▶ [WHAT THIS TASK INVOLVES] Extract all lines from the data beneath that include the word "Bloxby".
[start of MATERIAL FOR THIS TASK]
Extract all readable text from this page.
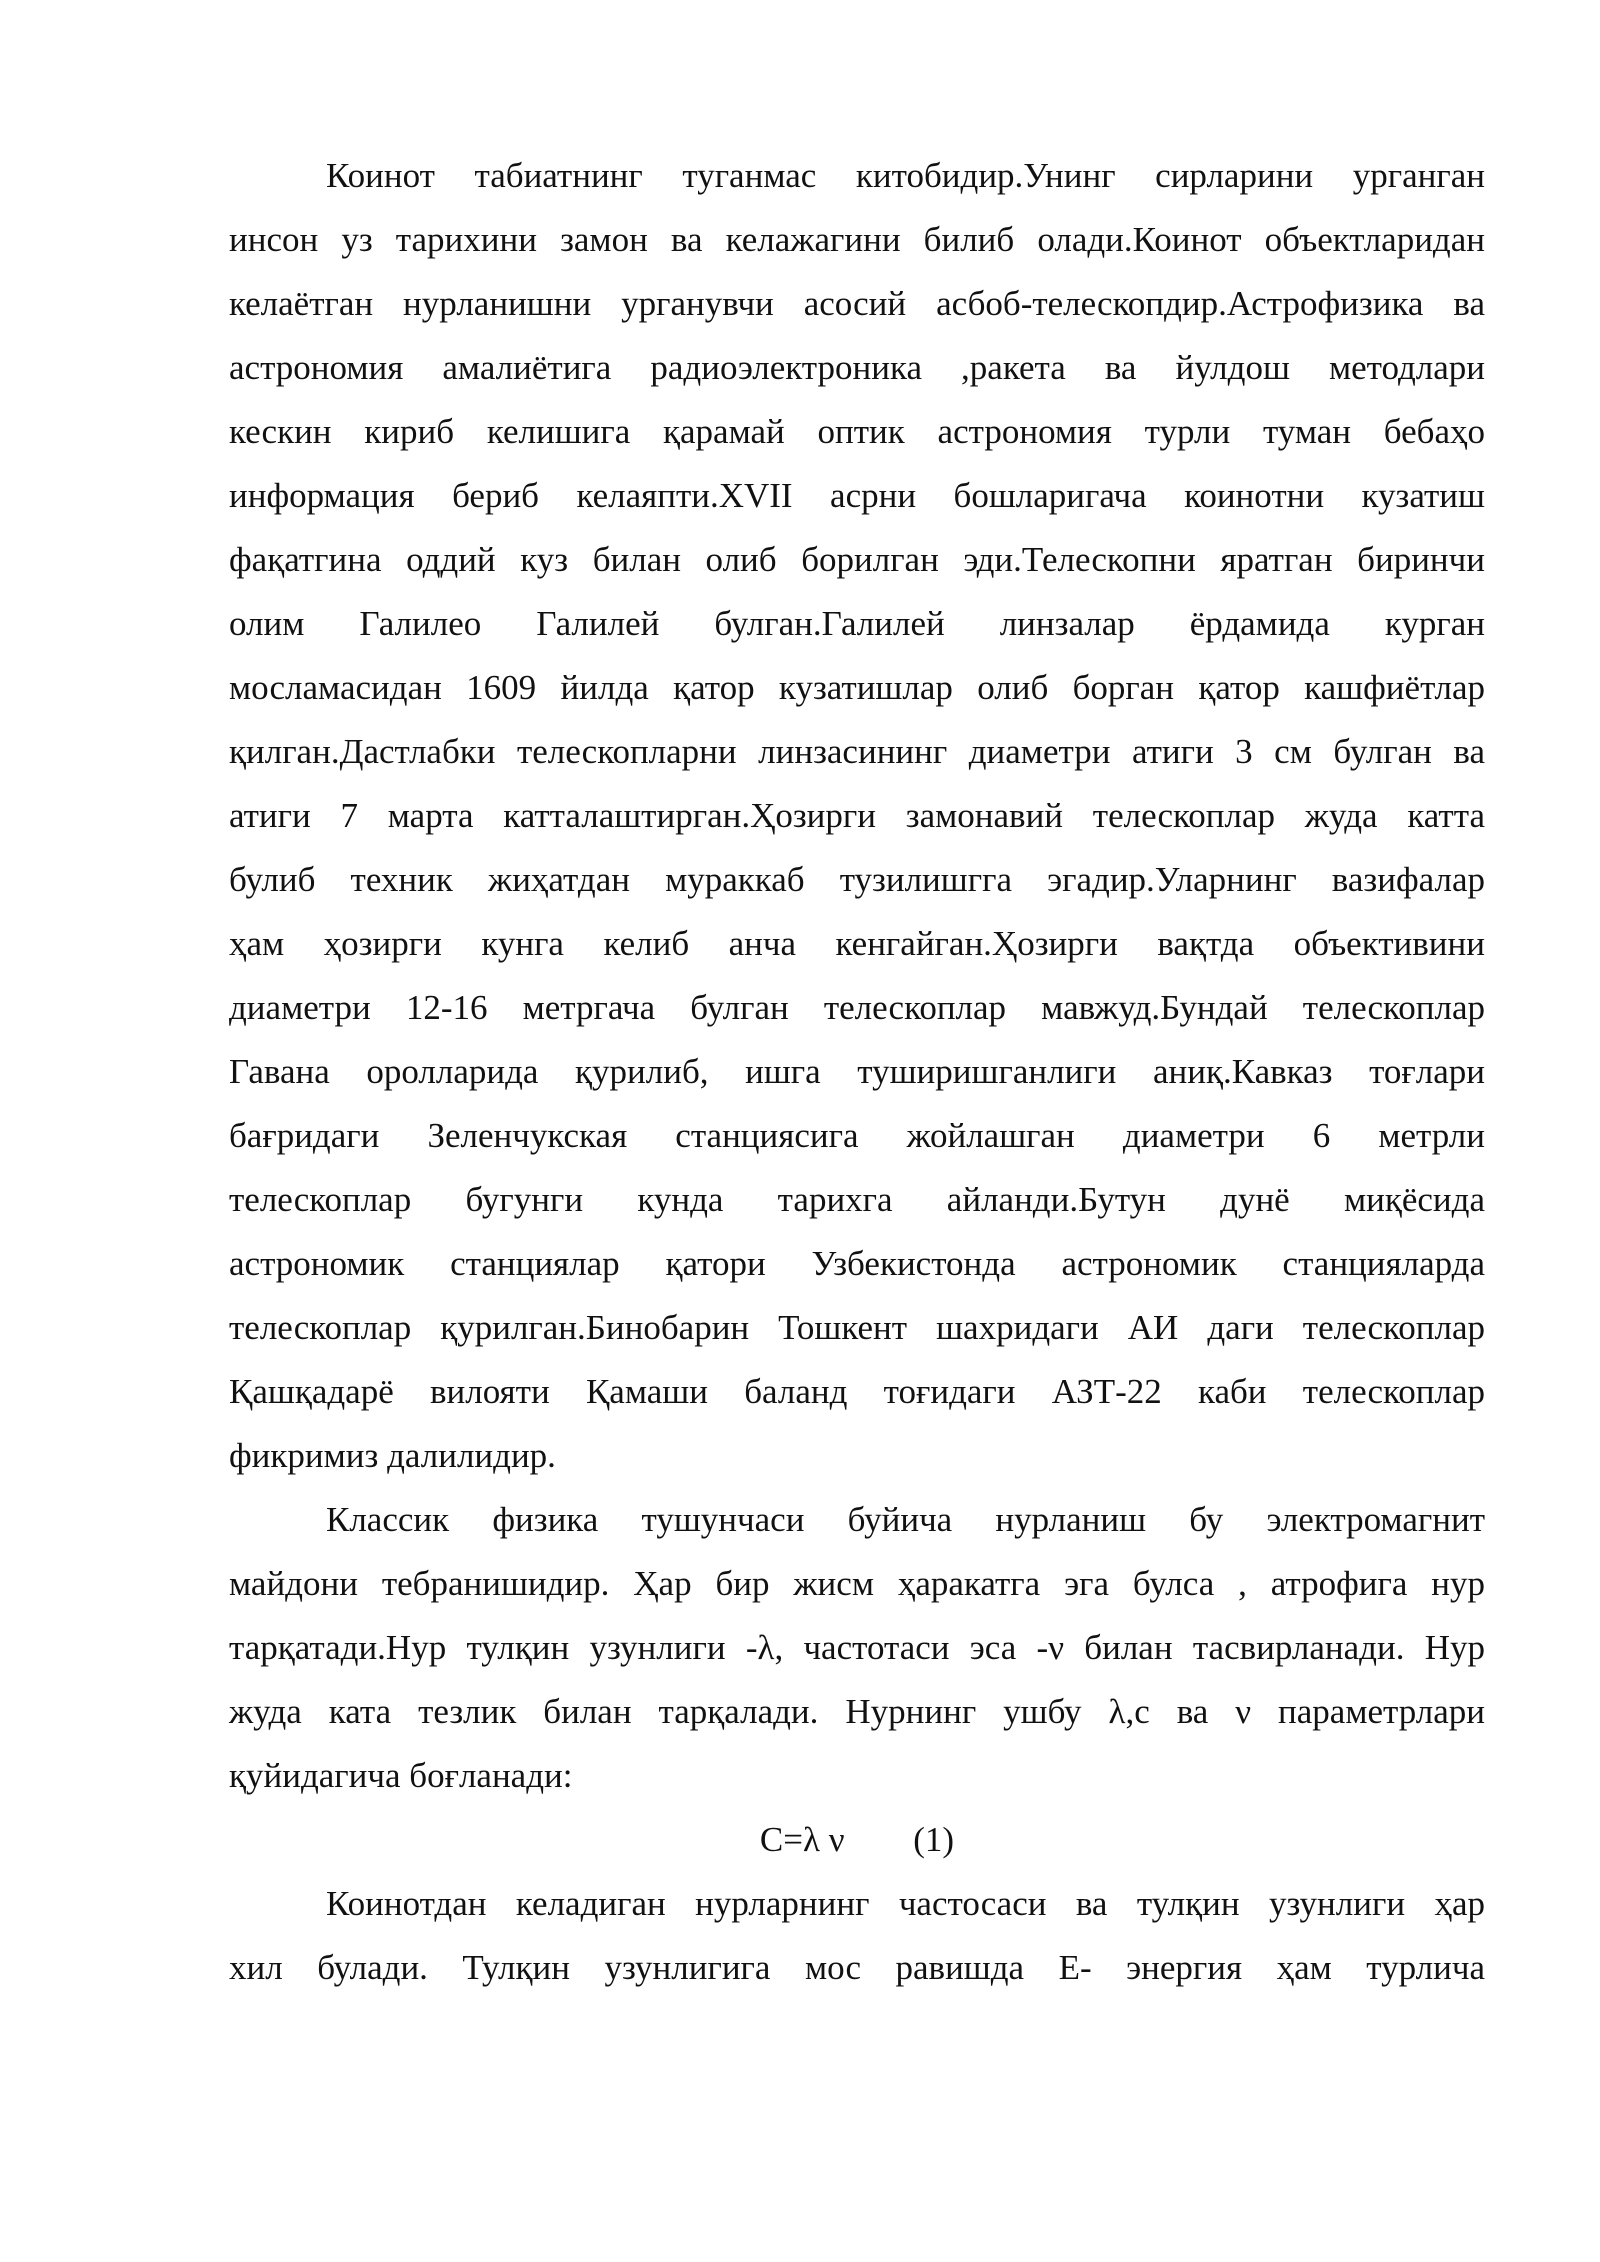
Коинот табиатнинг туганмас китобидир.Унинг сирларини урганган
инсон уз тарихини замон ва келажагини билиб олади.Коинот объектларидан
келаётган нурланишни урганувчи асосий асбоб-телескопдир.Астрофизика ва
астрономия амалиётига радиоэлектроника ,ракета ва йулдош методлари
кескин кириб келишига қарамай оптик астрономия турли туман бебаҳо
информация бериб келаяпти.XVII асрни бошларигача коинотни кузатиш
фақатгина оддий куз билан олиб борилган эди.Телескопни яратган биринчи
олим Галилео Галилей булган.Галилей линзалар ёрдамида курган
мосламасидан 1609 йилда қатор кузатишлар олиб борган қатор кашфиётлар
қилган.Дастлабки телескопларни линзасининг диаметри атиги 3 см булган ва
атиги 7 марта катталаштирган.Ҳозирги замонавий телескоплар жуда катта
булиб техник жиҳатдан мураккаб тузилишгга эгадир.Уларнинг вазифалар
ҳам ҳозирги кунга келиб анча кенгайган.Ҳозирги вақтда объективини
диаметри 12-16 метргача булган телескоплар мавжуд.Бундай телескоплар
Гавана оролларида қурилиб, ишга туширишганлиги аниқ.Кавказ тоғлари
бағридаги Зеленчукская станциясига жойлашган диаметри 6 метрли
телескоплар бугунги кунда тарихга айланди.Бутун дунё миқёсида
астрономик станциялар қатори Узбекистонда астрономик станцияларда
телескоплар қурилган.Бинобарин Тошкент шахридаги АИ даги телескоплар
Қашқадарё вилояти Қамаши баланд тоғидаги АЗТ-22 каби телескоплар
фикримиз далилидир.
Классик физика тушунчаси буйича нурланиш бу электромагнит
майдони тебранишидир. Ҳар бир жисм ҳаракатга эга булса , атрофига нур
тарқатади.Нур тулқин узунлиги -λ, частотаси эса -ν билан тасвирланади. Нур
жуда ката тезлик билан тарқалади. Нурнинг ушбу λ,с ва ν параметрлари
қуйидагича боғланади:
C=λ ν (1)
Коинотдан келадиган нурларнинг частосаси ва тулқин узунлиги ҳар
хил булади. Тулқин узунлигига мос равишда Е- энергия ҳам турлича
[end of MATERIAL FOR THIS TASK]
[start of MATERIAL FOR THIS TASK]
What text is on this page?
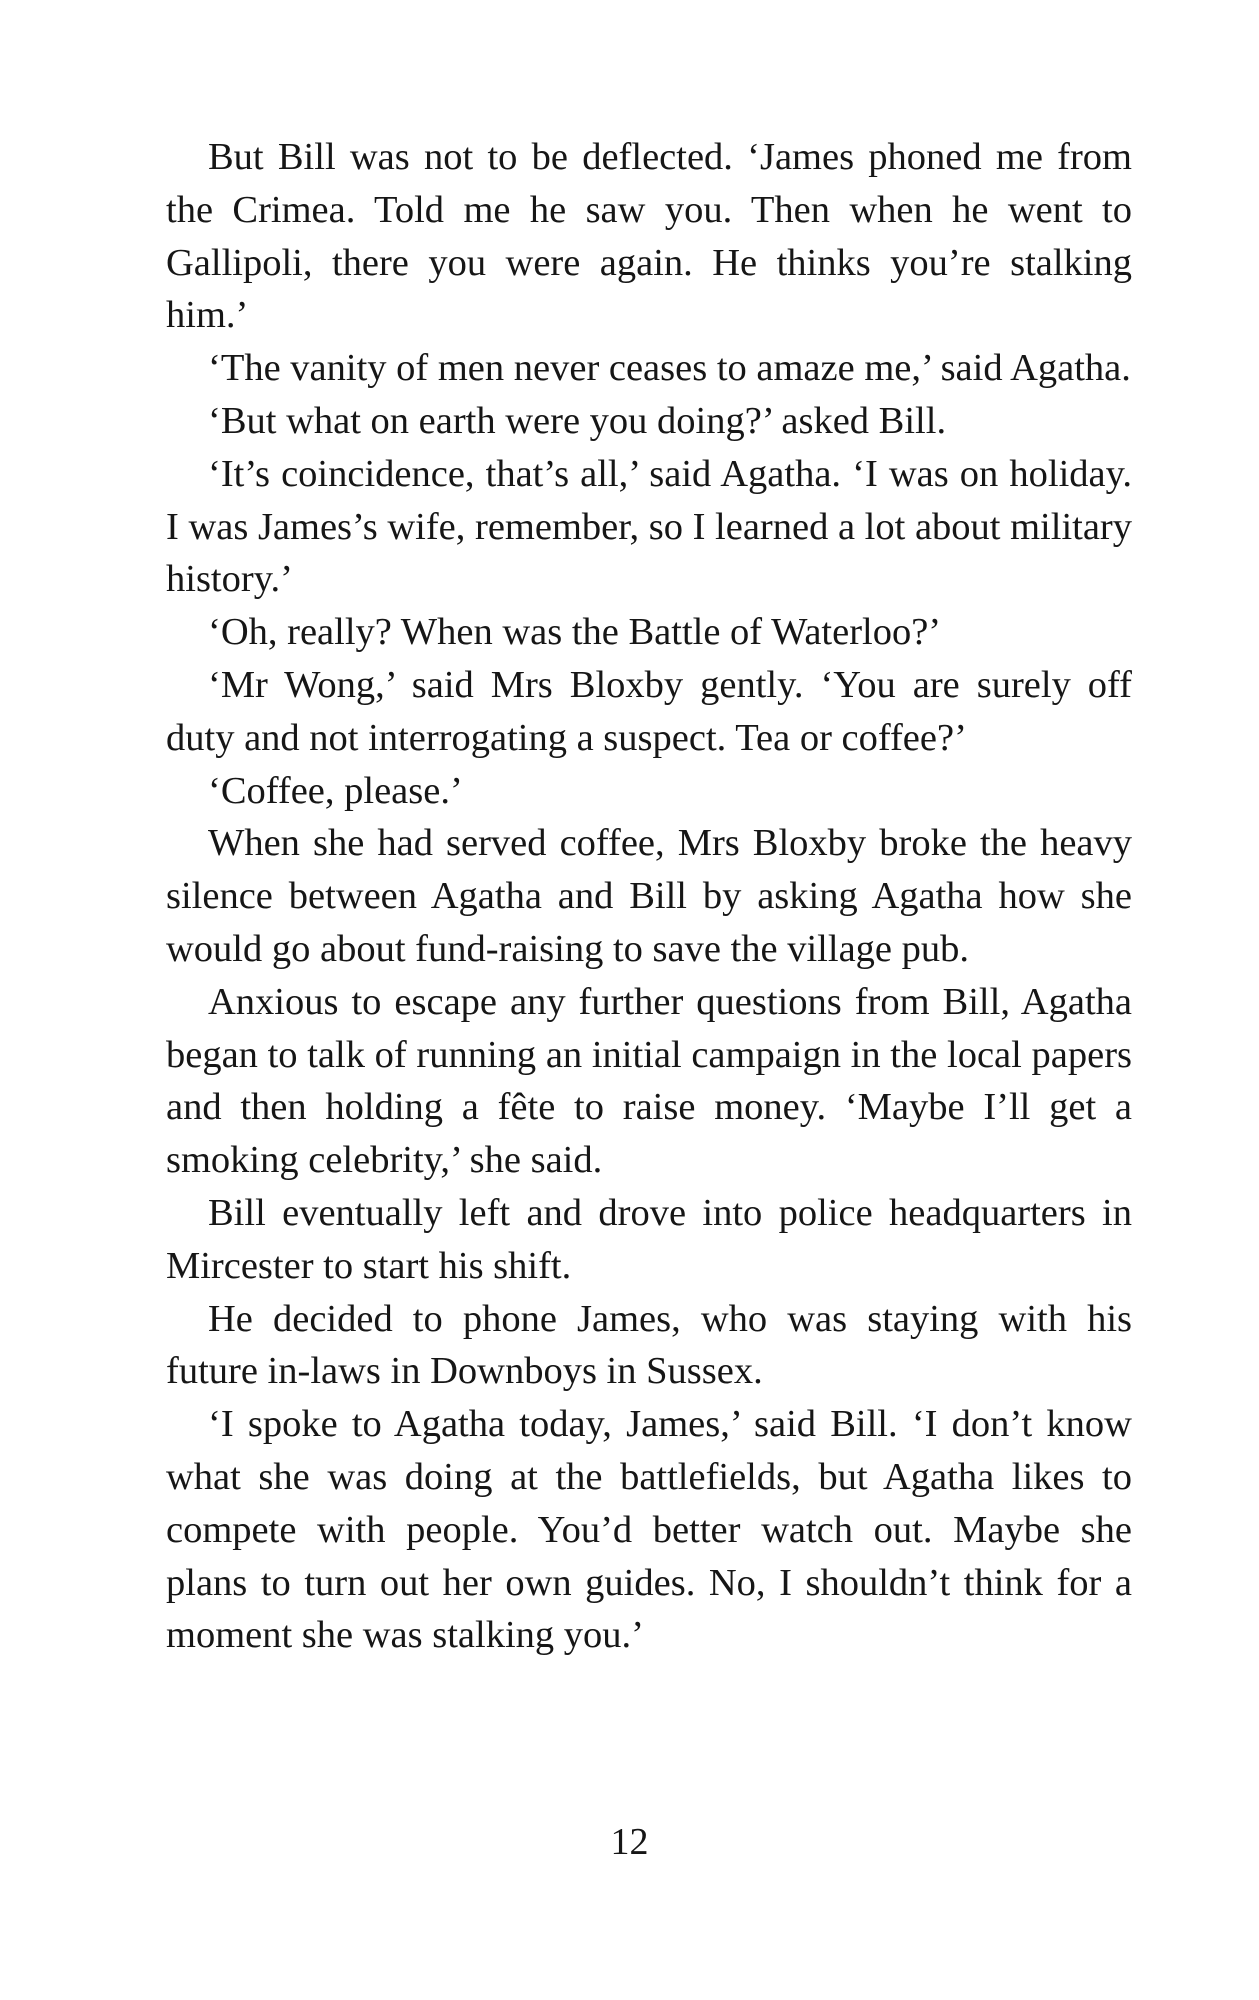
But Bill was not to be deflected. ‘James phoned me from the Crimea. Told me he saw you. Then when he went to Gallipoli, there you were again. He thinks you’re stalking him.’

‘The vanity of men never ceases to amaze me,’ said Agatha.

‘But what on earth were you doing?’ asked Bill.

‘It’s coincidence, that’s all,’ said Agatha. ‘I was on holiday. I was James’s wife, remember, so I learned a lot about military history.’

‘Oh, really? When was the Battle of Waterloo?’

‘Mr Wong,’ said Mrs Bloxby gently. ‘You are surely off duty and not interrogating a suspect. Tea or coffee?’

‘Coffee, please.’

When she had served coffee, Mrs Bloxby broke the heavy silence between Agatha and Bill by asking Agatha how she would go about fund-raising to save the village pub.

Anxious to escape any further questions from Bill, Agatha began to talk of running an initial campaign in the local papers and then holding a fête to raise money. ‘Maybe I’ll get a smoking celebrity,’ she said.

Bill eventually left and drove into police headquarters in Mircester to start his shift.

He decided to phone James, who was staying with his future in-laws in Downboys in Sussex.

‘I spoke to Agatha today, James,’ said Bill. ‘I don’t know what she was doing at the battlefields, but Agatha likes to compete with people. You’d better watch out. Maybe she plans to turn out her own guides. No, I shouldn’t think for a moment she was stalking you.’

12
[end of MATERIAL FOR THIS TASK]
[start of MATERIAL FOR THIS TASK]
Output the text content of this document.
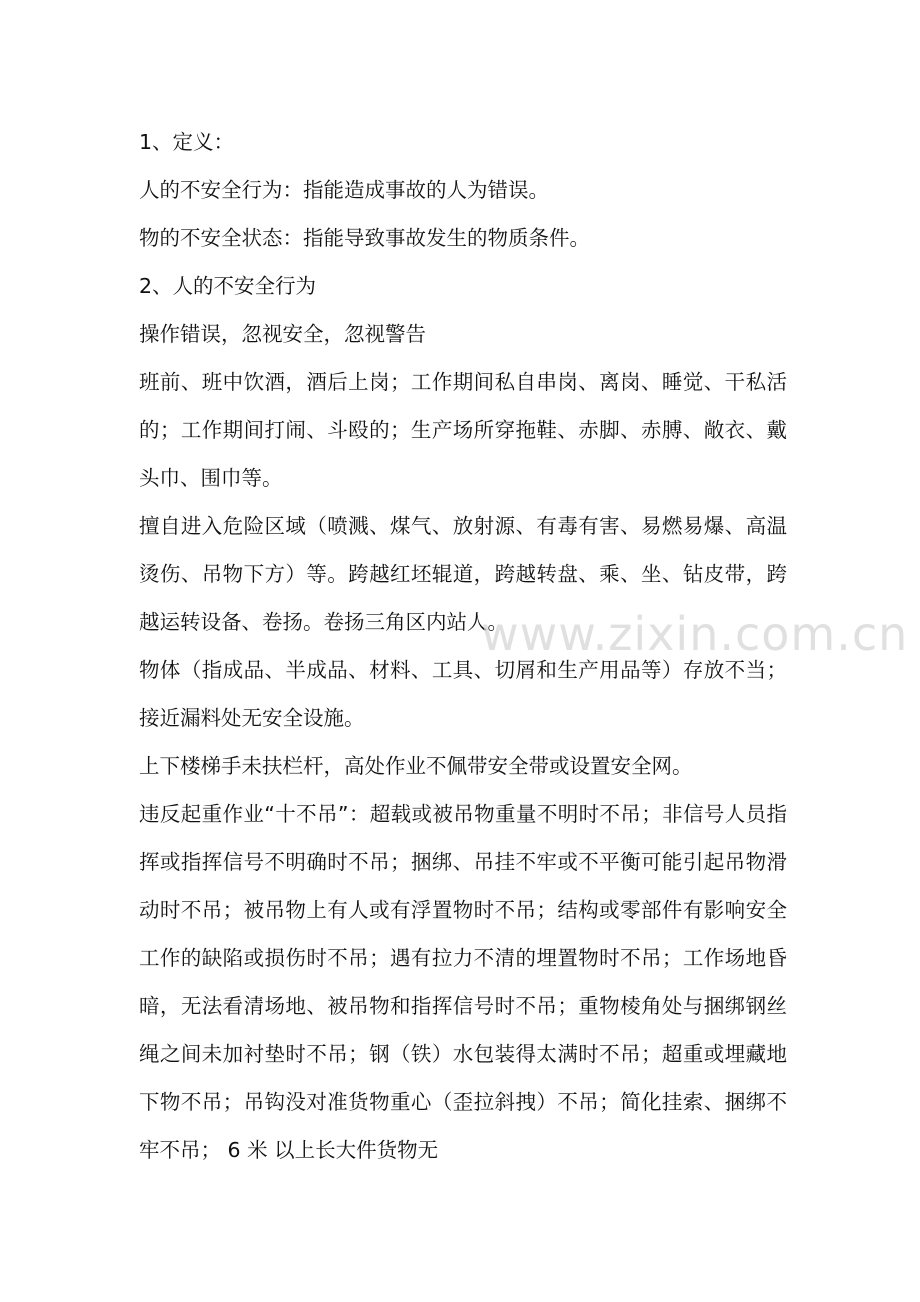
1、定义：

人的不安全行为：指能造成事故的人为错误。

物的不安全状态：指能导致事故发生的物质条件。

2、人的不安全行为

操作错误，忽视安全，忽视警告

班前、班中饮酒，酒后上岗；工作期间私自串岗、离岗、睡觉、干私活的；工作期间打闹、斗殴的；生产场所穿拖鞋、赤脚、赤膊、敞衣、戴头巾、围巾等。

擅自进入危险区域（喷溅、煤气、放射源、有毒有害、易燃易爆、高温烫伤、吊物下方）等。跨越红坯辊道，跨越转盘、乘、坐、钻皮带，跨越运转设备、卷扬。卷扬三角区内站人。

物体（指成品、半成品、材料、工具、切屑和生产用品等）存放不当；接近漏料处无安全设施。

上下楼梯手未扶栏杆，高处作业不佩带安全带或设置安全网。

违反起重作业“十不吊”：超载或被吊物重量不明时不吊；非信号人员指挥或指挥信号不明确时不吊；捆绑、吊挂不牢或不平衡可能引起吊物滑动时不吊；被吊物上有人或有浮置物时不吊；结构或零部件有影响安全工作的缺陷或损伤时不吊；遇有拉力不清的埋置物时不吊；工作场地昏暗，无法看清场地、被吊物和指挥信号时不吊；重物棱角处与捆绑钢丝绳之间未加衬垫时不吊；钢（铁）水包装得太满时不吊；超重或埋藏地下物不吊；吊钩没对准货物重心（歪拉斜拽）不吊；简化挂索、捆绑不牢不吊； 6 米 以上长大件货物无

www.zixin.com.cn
[end of MATERIAL FOR THIS TASK]
▶ [EXERCISE ANSWER]
‘Mr Wong,’ said Mrs Bloxby gently. ‘You are surely off duty and not interrogating a suspect. Tea or coffee?’
When she had served coffee, Mrs Bloxby broke the heavy silence between Agatha and Bill by asking Agatha how she would go about fund-raising to save the village pub.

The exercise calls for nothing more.